[Task brief]:
Without the pictures, reproduce the records that follow exactly.

[Supplied entries]:
......
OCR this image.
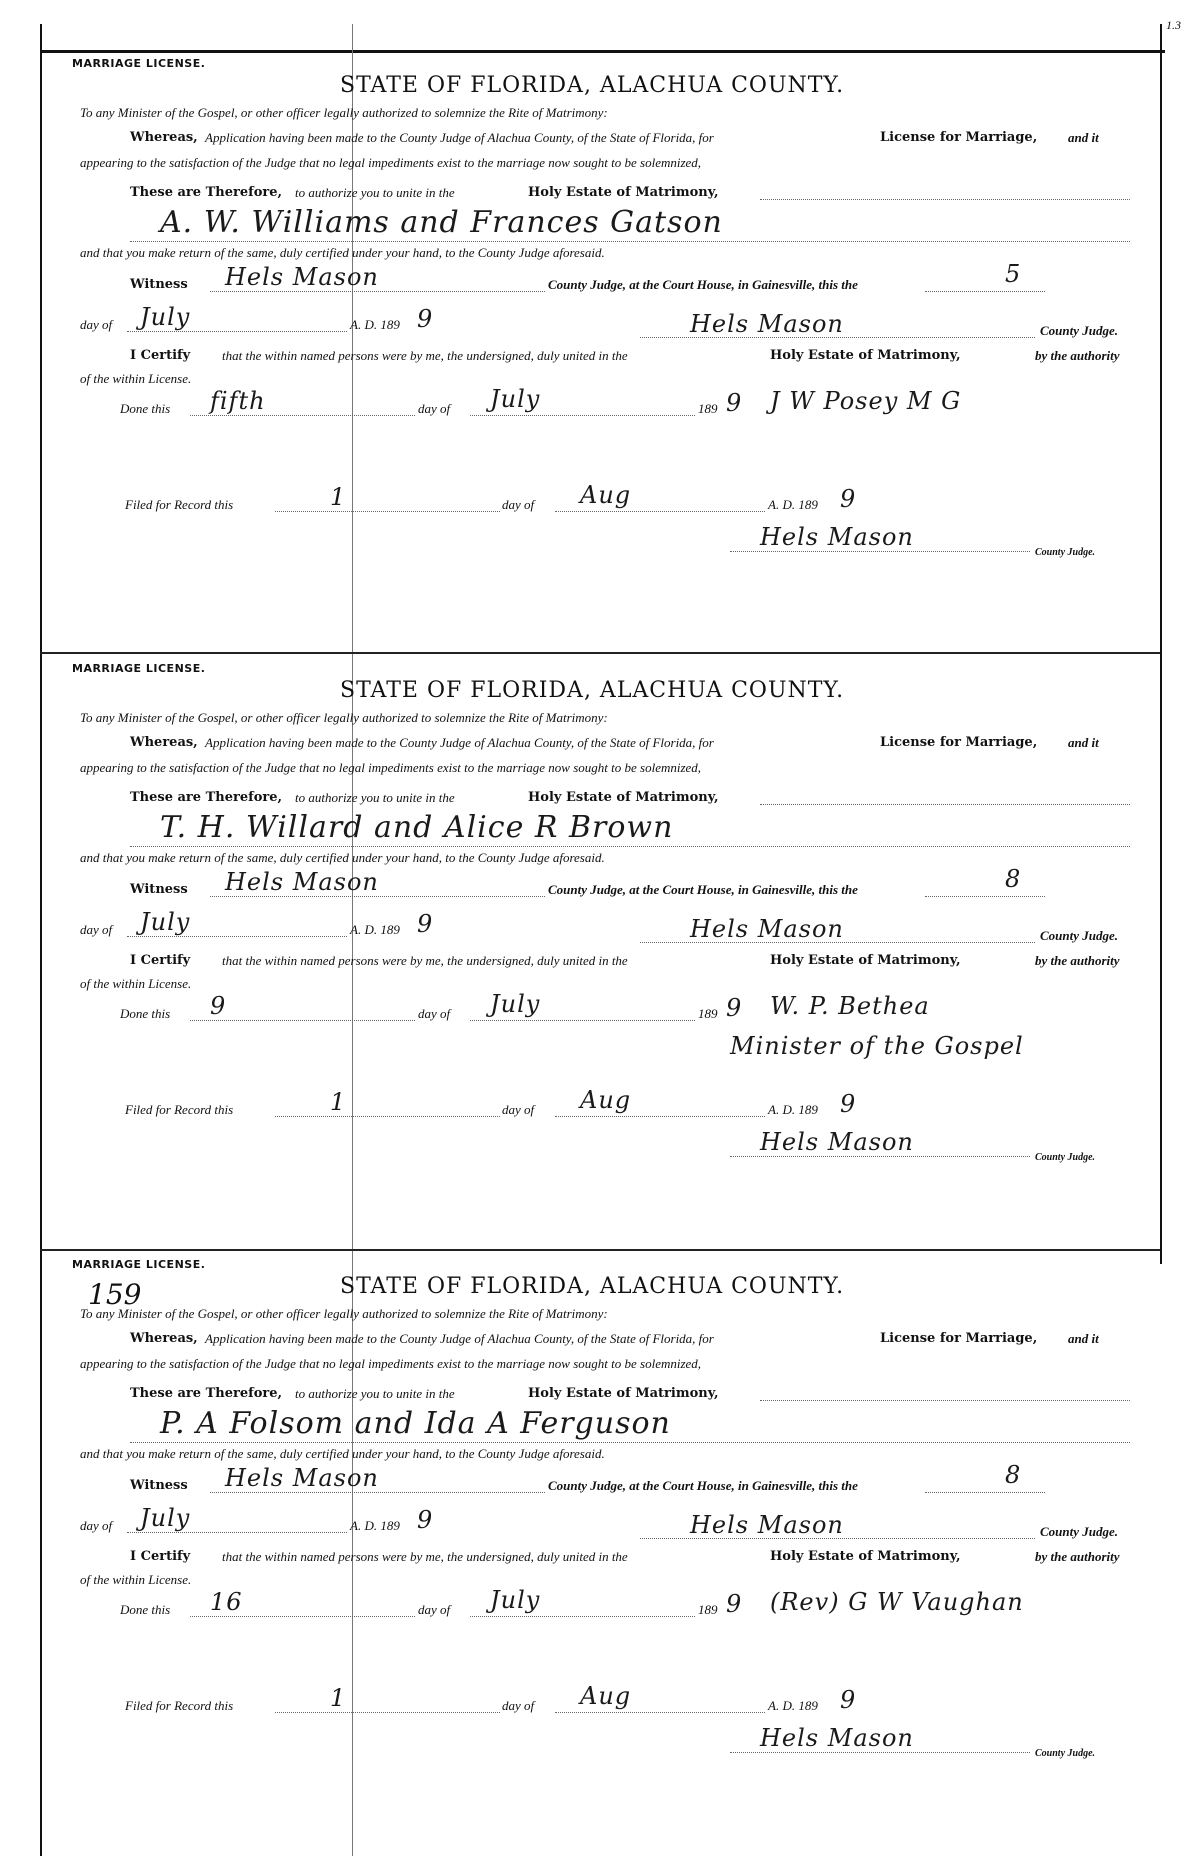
1.3
MARRIAGE LICENSE.
STATE OF FLORIDA, ALACHUA COUNTY.
To any Minister of the Gospel, or other officer legally authorized to solemnize the Rite of Matrimony:
Whereas, Application having been made to the County Judge of Alachua County, of the State of Florida, for	License for Marriage, and it
appearing to the satisfaction of the Judge that no legal impediments exist to the marriage now sought to be solemnized,
These are Therefore, to authorize you to unite in the	Holy Estate of Matrimony,
A. W. Williams and Frances Gatson
and that you make return of the same, duly certified under your hand, to the County Judge aforesaid.
Witness Hels Mason	County Judge, at the Court House, in Gainesville, this the	5
day of July	A. D. 189 9	Hels Mason	County Judge.
I Certify that the within named persons were by me, the undersigned, duly united in the	Holy Estate of Matrimony,	by the authority
of the within License.
Done this fifth	day of July	189 9 J W Posey M G
Filed for Record this	1	day of Aug	A. D. 189 9
Hels Mason
County Judge.
MARRIAGE LICENSE.
STATE OF FLORIDA, ALACHUA COUNTY.
To any Minister of the Gospel, or other officer legally authorized to solemnize the Rite of Matrimony:
Whereas, Application having been made to the County Judge of Alachua County, of the State of Florida, for	License for Marriage, and it
appearing to the satisfaction of the Judge that no legal impediments exist to the marriage now sought to be solemnized,
These are Therefore, to authorize you to unite in the	Holy Estate of Matrimony,
T. H. Willard and Alice R Brown
and that you make return of the same, duly certified under your hand, to the County Judge aforesaid.
Witness Hels Mason	County Judge, at the Court House, in Gainesville, this the	8
day of July	A. D. 189 9	Hels Mason	County Judge.
I Certify that the within named persons were by me, the undersigned, duly united in the	Holy Estate of Matrimony,	by the authority
of the within License.
Done this 9	day of July	189 9 W. P. Bethea
Minister of the Gospel
Filed for Record this	1	day of Aug	A. D. 189 9
Hels Mason
County Judge.
MARRIAGE LICENSE.
159	STATE OF FLORIDA, ALACHUA COUNTY.
To any Minister of the Gospel, or other officer legally authorized to solemnize the Rite of Matrimony:
Whereas, Application having been made to the County Judge of Alachua County, of the State of Florida, for	License for Marriage, and it
appearing to the satisfaction of the Judge that no legal impediments exist to the marriage now sought to be solemnized,
These are Therefore, to authorize you to unite in the	Holy Estate of Matrimony,
P. A Folsom and Ida A Ferguson
and that you make return of the same, duly certified under your hand, to the County Judge aforesaid.
Witness Hels Mason	County Judge, at the Court House, in Gainesville, this the	8
day of July	A. D. 189 9	Hels Mason	County Judge.
I Certify that the within named persons were by me, the undersigned, duly united in the	Holy Estate of Matrimony,	by the authority
of the within License.
Done this 16	day of July	189 9 (Rev) G W Vaughan
Filed for Record this	1	day of Aug	A. D. 189 9
Hels Mason
County Judge.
......
[Solution for this exercise]:
OCR this image.
1.3
MARRIAGE LICENSE.
STATE OF FLORIDA, ALACHUA COUNTY.
To any Minister of the Gospel, or other officer legally authorized to solemnize the Rite of Matrimony:
Whereas, Application having been made to the County Judge of Alachua County, of the State of Florida, for	License for Marriage, and it
appearing to the satisfaction of the Judge that no legal impediments exist to the marriage now sought to be solemnized,
These are Therefore, to authorize you to unite in the	Holy Estate of Matrimony,
A. W. Williams and Frances Gatson
and that you make return of the same, duly certified under your hand, to the County Judge aforesaid.
Witness Hels Mason	County Judge, at the Court House, in Gainesville, this the	5
day of July	A. D. 189 9	Hels Mason	County Judge.
I Certify that the within named persons were by me, the undersigned, duly united in the	Holy Estate of Matrimony,	by the authority
of the within License.
Done this fifth	day of July	189 9 J W Posey M G
Filed for Record this	1	day of Aug	A. D. 189 9
Hels Mason
County Judge.
MARRIAGE LICENSE.
STATE OF FLORIDA, ALACHUA COUNTY.
To any Minister of the Gospel, or other officer legally authorized to solemnize the Rite of Matrimony:
Whereas, Application having been made to the County Judge of Alachua County, of the State of Florida, for	License for Marriage, and it
appearing to the satisfaction of the Judge that no legal impediments exist to the marriage now sought to be solemnized,
These are Therefore, to authorize you to unite in the	Holy Estate of Matrimony,
T. H. Willard and Alice R Brown
and that you make return of the same, duly certified under your hand, to the County Judge aforesaid.
Witness Hels Mason	County Judge, at the Court House, in Gainesville, this the	8
day of July	A. D. 189 9	Hels Mason	County Judge.
I Certify that the within named persons were by me, the undersigned, duly united in the	Holy Estate of Matrimony,	by the authority
of the within License.
Done this 9	day of July	189 9 W. P. Bethea
Minister of the Gospel
Filed for Record this	1	day of Aug	A. D. 189 9
Hels Mason
County Judge.
MARRIAGE LICENSE.
159	STATE OF FLORIDA, ALACHUA COUNTY.
To any Minister of the Gospel, or other officer legally authorized to solemnize the Rite of Matrimony:
Whereas, Application having been made to the County Judge of Alachua County, of the State of Florida, for	License for Marriage, and it
appearing to the satisfaction of the Judge that no legal impediments exist to the marriage now sought to be solemnized,
These are Therefore, to authorize you to unite in the	Holy Estate of Matrimony,
P. A Folsom and Ida A Ferguson
and that you make return of the same, duly certified under your hand, to the County Judge aforesaid.
Witness Hels Mason	County Judge, at the Court House, in Gainesville, this the	8
day of July	A. D. 189 9	Hels Mason	County Judge.
I Certify that the within named persons were by me, the undersigned, duly united in the	Holy Estate of Matrimony,	by the authority
of the within License.
Done this 16	day of July	189 9 (Rev) G W Vaughan
Filed for Record this	1	day of Aug	A. D. 189 9
Hels Mason
County Judge.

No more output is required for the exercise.